* **Goal of the exercise**
Find the line containing "Parse this screenshot: output", then print it and each following line through the end of the records, exactly and with nothing added; leave out any pictures.

* **Rows**
==*==

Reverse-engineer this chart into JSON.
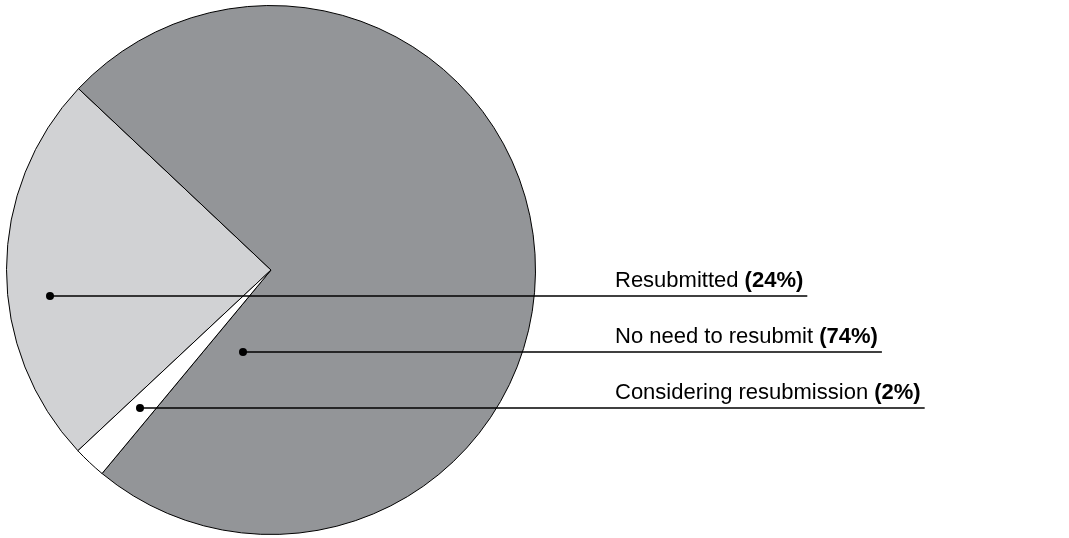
{
  "chart_data": {
    "type": "pie",
    "categories": [
      "Resubmitted",
      "No need to resubmit",
      "Considering resubmission"
    ],
    "values": [
      24,
      74,
      2
    ],
    "value_labels": [
      "(24%)",
      "(74%)",
      "(2%)"
    ],
    "colors": [
      "#d1d2d4",
      "#939598",
      "#ffffff"
    ],
    "legend": false
  }
}
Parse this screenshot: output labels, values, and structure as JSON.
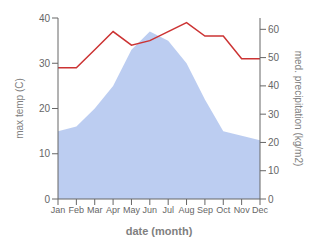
{
  "chart_data": {
    "type": "line",
    "x_label": "date (month)",
    "y_label": "max temp (C)",
    "y2_label": "med. precipitation (kg/m2)",
    "categories": [
      "Jan",
      "Feb",
      "Mar",
      "Apr",
      "May",
      "Jun",
      "Jul",
      "Aug",
      "Sep",
      "Oct",
      "Nov",
      "Dec"
    ],
    "series": [
      {
        "type": "area",
        "color": "#b0c4ee",
        "values": [
          15,
          16,
          20,
          25,
          33,
          37,
          35,
          30,
          22,
          15,
          14,
          13
        ]
      },
      {
        "type": "line",
        "color": "#cc3333",
        "values": [
          29,
          29,
          33,
          37,
          34,
          35,
          37,
          39,
          36,
          36,
          31,
          31
        ]
      }
    ],
    "ylim": [
      0,
      40
    ],
    "yticks": [
      0,
      10,
      20,
      30,
      40
    ],
    "y2lim": [
      0,
      64
    ],
    "y2ticks": [
      0,
      10,
      20,
      30,
      40,
      50,
      60
    ],
    "grid": false
  }
}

==*==

* **Answer to this exercise**
Parse this screenshot: output labels, values, and structure as JSON.
{
  "chart_data": {
    "type": "line",
    "x_label": "date (month)",
    "y_label": "max temp (C)",
    "y2_label": "med. precipitation (kg/m2)",
    "categories": [
      "Jan",
      "Feb",
      "Mar",
      "Apr",
      "May",
      "Jun",
      "Jul",
      "Aug",
      "Sep",
      "Oct",
      "Nov",
      "Dec"
    ],
    "series": [
      {
        "type": "area",
        "color": "#b0c4ee",
        "values": [
          15,
          16,
          20,
          25,
          33,
          37,
          35,
          30,
          22,
          15,
          14,
          13
        ]
      },
      {
        "type": "line",
        "color": "#cc3333",
        "values": [
          29,
          29,
          33,
          37,
          34,
          35,
          37,
          39,
          36,
          36,
          31,
          31
        ]
      }
    ],
    "ylim": [
      0,
      40
    ],
    "yticks": [
      0,
      10,
      20,
      30,
      40
    ],
    "y2lim": [
      0,
      64
    ],
    "y2ticks": [
      0,
      10,
      20,
      30,
      40,
      50,
      60
    ],
    "grid": false
  }
}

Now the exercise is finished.